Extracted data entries
....

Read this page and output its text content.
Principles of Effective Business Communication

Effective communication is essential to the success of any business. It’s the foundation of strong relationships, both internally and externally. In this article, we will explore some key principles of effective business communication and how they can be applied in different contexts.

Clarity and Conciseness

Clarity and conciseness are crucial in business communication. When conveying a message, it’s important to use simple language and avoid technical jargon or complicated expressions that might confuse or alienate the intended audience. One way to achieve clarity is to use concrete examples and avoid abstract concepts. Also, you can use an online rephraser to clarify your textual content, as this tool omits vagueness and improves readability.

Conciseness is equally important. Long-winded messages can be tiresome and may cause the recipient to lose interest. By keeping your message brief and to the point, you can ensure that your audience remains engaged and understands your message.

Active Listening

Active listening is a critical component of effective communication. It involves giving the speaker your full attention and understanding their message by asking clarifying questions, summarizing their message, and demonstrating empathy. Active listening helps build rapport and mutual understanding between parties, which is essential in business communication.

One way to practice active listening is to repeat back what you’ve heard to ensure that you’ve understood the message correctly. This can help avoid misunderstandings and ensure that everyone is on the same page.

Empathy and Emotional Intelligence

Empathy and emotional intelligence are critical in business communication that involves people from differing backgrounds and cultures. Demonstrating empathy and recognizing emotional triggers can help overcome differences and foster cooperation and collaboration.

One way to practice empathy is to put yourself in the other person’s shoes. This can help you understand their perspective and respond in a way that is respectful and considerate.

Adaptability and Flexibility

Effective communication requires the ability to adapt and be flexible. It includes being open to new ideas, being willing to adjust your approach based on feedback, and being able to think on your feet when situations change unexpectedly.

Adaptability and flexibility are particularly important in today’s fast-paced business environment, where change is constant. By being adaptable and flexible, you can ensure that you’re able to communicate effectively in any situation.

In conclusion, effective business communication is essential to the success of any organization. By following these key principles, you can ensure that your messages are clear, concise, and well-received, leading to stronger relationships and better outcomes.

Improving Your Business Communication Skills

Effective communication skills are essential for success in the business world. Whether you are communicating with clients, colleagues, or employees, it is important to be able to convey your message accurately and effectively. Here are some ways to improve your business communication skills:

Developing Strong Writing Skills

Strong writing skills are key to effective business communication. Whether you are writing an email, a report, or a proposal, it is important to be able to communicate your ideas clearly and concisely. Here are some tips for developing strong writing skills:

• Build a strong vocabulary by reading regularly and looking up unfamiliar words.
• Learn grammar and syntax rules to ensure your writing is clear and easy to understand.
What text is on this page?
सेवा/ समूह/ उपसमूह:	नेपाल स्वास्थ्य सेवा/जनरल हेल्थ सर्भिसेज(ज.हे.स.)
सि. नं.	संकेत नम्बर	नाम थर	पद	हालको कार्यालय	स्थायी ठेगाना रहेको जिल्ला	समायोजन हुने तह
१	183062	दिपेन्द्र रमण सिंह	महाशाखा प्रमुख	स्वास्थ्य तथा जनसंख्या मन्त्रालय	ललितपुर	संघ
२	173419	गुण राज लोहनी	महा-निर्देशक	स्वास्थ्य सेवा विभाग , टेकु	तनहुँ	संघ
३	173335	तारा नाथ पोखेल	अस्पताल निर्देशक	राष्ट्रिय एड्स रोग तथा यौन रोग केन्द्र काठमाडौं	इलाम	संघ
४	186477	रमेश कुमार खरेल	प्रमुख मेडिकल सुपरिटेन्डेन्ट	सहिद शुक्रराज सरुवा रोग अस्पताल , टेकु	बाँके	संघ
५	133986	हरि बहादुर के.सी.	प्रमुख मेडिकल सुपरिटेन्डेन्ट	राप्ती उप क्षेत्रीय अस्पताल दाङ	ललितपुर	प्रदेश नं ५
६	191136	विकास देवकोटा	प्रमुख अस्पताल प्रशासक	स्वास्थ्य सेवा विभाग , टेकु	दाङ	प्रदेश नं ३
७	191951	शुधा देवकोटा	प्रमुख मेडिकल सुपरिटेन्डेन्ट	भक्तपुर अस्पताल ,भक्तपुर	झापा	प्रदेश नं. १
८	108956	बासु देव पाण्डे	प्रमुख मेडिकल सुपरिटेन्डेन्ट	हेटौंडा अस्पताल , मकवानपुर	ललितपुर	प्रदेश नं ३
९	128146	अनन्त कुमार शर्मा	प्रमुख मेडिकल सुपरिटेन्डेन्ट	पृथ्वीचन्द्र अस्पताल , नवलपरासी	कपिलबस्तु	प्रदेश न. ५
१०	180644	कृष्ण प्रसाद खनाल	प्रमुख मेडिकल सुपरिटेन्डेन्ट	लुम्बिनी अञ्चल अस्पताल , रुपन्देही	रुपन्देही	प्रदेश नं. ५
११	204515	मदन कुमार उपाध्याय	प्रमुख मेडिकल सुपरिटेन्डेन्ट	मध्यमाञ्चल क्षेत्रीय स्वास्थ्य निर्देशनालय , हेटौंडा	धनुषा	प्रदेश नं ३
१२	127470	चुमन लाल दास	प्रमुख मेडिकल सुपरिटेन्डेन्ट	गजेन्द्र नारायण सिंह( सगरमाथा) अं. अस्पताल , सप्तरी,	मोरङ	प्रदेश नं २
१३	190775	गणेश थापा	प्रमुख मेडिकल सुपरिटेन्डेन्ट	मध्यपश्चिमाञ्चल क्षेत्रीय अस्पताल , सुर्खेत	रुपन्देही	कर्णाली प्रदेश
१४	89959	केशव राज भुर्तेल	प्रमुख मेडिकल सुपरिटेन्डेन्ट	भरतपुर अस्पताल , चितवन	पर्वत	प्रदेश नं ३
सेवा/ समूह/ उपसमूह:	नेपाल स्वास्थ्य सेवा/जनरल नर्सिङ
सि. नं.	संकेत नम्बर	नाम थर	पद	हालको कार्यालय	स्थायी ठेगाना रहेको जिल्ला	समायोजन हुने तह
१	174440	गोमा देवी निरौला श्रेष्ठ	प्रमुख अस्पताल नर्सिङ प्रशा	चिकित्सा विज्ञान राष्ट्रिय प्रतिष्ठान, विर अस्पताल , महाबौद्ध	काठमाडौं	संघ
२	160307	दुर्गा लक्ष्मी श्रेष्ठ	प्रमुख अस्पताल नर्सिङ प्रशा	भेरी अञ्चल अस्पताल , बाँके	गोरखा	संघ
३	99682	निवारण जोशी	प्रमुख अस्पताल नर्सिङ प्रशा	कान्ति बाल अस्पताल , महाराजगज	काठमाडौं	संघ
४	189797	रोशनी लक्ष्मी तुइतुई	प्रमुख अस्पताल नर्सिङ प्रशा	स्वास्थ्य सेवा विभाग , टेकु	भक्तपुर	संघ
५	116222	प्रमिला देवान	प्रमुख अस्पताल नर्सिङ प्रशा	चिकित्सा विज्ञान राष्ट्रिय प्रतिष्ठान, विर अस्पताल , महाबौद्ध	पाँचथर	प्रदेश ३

....

__Instruction__:
Write out the records shown above, exactly as they appear.

__The completed task__:
Read this page and output its text content.
Principles of Effective Business Communication

Effective communication is essential to the success of any business. It’s the foundation of strong relationships, both internally and externally. In this article, we will explore some key principles of effective business communication and how they can be applied in different contexts.

Clarity and Conciseness

Clarity and conciseness are crucial in business communication. When conveying a message, it’s important to use simple language and avoid technical jargon or complicated expressions that might confuse or alienate the intended audience. One way to achieve clarity is to use concrete examples and avoid abstract concepts. Also, you can use an online rephraser to clarify your textual content, as this tool omits vagueness and improves readability.

Conciseness is equally important. Long-winded messages can be tiresome and may cause the recipient to lose interest. By keeping your message brief and to the point, you can ensure that your audience remains engaged and understands your message.

Active Listening

Active listening is a critical component of effective communication. It involves giving the speaker your full attention and understanding their message by asking clarifying questions, summarizing their message, and demonstrating empathy. Active listening helps build rapport and mutual understanding between parties, which is essential in business communication.

One way to practice active listening is to repeat back what you’ve heard to ensure that you’ve understood the message correctly. This can help avoid misunderstandings and ensure that everyone is on the same page.

Empathy and Emotional Intelligence

Empathy and emotional intelligence are critical in business communication that involves people from differing backgrounds and cultures. Demonstrating empathy and recognizing emotional triggers can help overcome differences and foster cooperation and collaboration.

One way to practice empathy is to put yourself in the other person’s shoes. This can help you understand their perspective and respond in a way that is respectful and considerate.

Adaptability and Flexibility

Effective communication requires the ability to adapt and be flexible. It includes being open to new ideas, being willing to adjust your approach based on feedback, and being able to think on your feet when situations change unexpectedly.

Adaptability and flexibility are particularly important in today’s fast-paced business environment, where change is constant. By being adaptable and flexible, you can ensure that you’re able to communicate effectively in any situation.

In conclusion, effective business communication is essential to the success of any organization. By following these key principles, you can ensure that your messages are clear, concise, and well-received, leading to stronger relationships and better outcomes.

Improving Your Business Communication Skills

Effective communication skills are essential for success in the business world. Whether you are communicating with clients, colleagues, or employees, it is important to be able to convey your message accurately and effectively. Here are some ways to improve your business communication skills:

Developing Strong Writing Skills

Strong writing skills are key to effective business communication. Whether you are writing an email, a report, or a proposal, it is important to be able to communicate your ideas clearly and concisely. Here are some tips for developing strong writing skills:

• Build a strong vocabulary by reading regularly and looking up unfamiliar words.
• Learn grammar and syntax rules to ensure your writing is clear and easy to understand.
What text is on this page?
सेवा/ समूह/ उपसमूह:	नेपाल स्वास्थ्य सेवा/जनरल हेल्थ सर्भिसेज(ज.हे.स.)
सि. नं.	संकेत नम्बर	नाम थर	पद	हालको कार्यालय	स्थायी ठेगाना रहेको जिल्ला	समायोजन हुने तह
१	183062	दिपेन्द्र रमण सिंह	महाशाखा प्रमुख	स्वास्थ्य तथा जनसंख्या मन्त्रालय	ललितपुर	संघ
२	173419	गुण राज लोहनी	महा-निर्देशक	स्वास्थ्य सेवा विभाग , टेकु	तनहुँ	संघ
३	173335	तारा नाथ पोखेल	अस्पताल निर्देशक	राष्ट्रिय एड्स रोग तथा यौन रोग केन्द्र काठमाडौं	इलाम	संघ
४	186477	रमेश कुमार खरेल	प्रमुख मेडिकल सुपरिटेन्डेन्ट	सहिद शुक्रराज सरुवा रोग अस्पताल , टेकु	बाँके	संघ
५	133986	हरि बहादुर के.सी.	प्रमुख मेडिकल सुपरिटेन्डेन्ट	राप्ती उप क्षेत्रीय अस्पताल दाङ	ललितपुर	प्रदेश नं ५
६	191136	विकास देवकोटा	प्रमुख अस्पताल प्रशासक	स्वास्थ्य सेवा विभाग , टेकु	दाङ	प्रदेश नं ३
७	191951	शुधा देवकोटा	प्रमुख मेडिकल सुपरिटेन्डेन्ट	भक्तपुर अस्पताल ,भक्तपुर	झापा	प्रदेश नं. १
८	108956	बासु देव पाण्डे	प्रमुख मेडिकल सुपरिटेन्डेन्ट	हेटौंडा अस्पताल , मकवानपुर	ललितपुर	प्रदेश नं ३
९	128146	अनन्त कुमार शर्मा	प्रमुख मेडिकल सुपरिटेन्डेन्ट	पृथ्वीचन्द्र अस्पताल , नवलपरासी	कपिलबस्तु	प्रदेश न. ५
१०	180644	कृष्ण प्रसाद खनाल	प्रमुख मेडिकल सुपरिटेन्डेन्ट	लुम्बिनी अञ्चल अस्पताल , रुपन्देही	रुपन्देही	प्रदेश नं. ५
११	204515	मदन कुमार उपाध्याय	प्रमुख मेडिकल सुपरिटेन्डेन्ट	मध्यमाञ्चल क्षेत्रीय स्वास्थ्य निर्देशनालय , हेटौंडा	धनुषा	प्रदेश नं ३
१२	127470	चुमन लाल दास	प्रमुख मेडिकल सुपरिटेन्डेन्ट	गजेन्द्र नारायण सिंह( सगरमाथा) अं. अस्पताल , सप्तरी,	मोरङ	प्रदेश नं २
१३	190775	गणेश थापा	प्रमुख मेडिकल सुपरिटेन्डेन्ट	मध्यपश्चिमाञ्चल क्षेत्रीय अस्पताल , सुर्खेत	रुपन्देही	कर्णाली प्रदेश
१४	89959	केशव राज भुर्तेल	प्रमुख मेडिकल सुपरिटेन्डेन्ट	भरतपुर अस्पताल , चितवन	पर्वत	प्रदेश नं ३
सेवा/ समूह/ उपसमूह:	नेपाल स्वास्थ्य सेवा/जनरल नर्सिङ
सि. नं.	संकेत नम्बर	नाम थर	पद	हालको कार्यालय	स्थायी ठेगाना रहेको जिल्ला	समायोजन हुने तह
१	174440	गोमा देवी निरौला श्रेष्ठ	प्रमुख अस्पताल नर्सिङ प्रशा	चिकित्सा विज्ञान राष्ट्रिय प्रतिष्ठान, विर अस्पताल , महाबौद्ध	काठमाडौं	संघ
२	160307	दुर्गा लक्ष्मी श्रेष्ठ	प्रमुख अस्पताल नर्सिङ प्रशा	भेरी अञ्चल अस्पताल , बाँके	गोरखा	संघ
३	99682	निवारण जोशी	प्रमुख अस्पताल नर्सिङ प्रशा	कान्ति बाल अस्पताल , महाराजगज	काठमाडौं	संघ
४	189797	रोशनी लक्ष्मी तुइतुई	प्रमुख अस्पताल नर्सिङ प्रशा	स्वास्थ्य सेवा विभाग , टेकु	भक्तपुर	संघ
५	116222	प्रमिला देवान	प्रमुख अस्पताल नर्सिङ प्रशा	चिकित्सा विज्ञान राष्ट्रिय प्रतिष्ठान, विर अस्पताल , महाबौद्ध	पाँचथर	प्रदेश ३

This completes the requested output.